INPUT START

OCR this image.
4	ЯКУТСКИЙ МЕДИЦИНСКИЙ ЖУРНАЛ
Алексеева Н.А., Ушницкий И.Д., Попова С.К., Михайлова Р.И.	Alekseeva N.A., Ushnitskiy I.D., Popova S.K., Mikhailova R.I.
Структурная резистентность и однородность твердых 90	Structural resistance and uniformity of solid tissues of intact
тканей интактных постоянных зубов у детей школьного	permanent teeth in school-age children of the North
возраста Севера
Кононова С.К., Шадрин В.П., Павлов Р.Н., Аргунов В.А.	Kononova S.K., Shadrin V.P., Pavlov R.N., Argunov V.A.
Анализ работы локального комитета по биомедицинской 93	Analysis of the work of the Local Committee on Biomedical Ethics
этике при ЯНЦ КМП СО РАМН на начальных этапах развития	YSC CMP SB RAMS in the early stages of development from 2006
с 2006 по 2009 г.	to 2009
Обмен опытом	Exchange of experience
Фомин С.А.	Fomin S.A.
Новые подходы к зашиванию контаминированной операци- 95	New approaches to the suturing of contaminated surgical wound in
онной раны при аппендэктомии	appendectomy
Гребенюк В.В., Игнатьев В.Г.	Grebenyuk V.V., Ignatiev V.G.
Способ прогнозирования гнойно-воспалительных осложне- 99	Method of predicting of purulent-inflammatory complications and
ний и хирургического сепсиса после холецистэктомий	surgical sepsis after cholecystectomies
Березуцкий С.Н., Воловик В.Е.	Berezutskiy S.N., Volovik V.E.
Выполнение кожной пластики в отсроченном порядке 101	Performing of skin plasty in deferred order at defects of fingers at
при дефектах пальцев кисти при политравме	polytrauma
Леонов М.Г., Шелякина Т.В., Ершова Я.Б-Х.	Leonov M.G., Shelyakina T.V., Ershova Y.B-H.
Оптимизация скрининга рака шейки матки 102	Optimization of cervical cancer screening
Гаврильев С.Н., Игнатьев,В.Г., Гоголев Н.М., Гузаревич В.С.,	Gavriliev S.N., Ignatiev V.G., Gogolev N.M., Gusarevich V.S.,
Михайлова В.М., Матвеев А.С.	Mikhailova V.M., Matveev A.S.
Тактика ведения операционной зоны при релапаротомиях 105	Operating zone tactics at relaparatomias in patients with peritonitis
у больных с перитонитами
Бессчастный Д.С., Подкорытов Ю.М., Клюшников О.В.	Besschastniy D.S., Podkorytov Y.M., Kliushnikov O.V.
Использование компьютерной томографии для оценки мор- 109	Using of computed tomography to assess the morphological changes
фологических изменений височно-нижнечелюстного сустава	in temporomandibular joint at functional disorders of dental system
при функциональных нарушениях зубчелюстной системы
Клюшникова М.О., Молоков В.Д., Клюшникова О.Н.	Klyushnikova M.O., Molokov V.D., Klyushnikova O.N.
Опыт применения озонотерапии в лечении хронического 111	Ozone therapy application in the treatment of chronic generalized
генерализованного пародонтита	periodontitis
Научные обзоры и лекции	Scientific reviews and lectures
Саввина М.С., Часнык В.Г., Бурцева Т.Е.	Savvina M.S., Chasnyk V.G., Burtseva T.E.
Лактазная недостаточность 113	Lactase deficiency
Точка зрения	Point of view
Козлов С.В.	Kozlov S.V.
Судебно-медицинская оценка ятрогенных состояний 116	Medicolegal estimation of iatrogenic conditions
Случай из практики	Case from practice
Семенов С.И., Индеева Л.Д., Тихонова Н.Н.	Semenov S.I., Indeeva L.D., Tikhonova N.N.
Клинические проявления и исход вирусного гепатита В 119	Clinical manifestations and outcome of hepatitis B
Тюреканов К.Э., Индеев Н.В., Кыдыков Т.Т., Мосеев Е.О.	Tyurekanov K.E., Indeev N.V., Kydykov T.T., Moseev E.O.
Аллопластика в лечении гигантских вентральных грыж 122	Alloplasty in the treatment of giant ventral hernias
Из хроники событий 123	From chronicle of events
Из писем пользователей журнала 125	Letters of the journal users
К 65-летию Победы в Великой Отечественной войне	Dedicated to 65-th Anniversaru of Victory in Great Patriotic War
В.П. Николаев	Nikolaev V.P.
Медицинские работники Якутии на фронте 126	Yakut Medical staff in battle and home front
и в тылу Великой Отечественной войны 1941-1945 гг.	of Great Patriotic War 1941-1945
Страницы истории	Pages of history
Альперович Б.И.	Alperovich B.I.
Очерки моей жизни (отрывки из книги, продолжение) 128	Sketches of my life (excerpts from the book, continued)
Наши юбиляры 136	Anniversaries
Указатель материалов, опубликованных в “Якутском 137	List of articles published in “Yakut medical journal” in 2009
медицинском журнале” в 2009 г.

INPUT END

## TASK GOAL:
The string "Игнатьев" marks the lines to copy; report each of them from the data above.

## ANSWER FOR THIS EXERCISE:
Гребенюк В.В., Игнатьев В.Г.	Grebenyuk V.V., Ignatiev V.G.
Гаврильев С.Н., Игнатьев,В.Г., Гоголев Н.М., Гузаревич В.С.,	Gavriliev S.N., Ignatiev V.G., Gogolev N.M., Gusarevich V.S.,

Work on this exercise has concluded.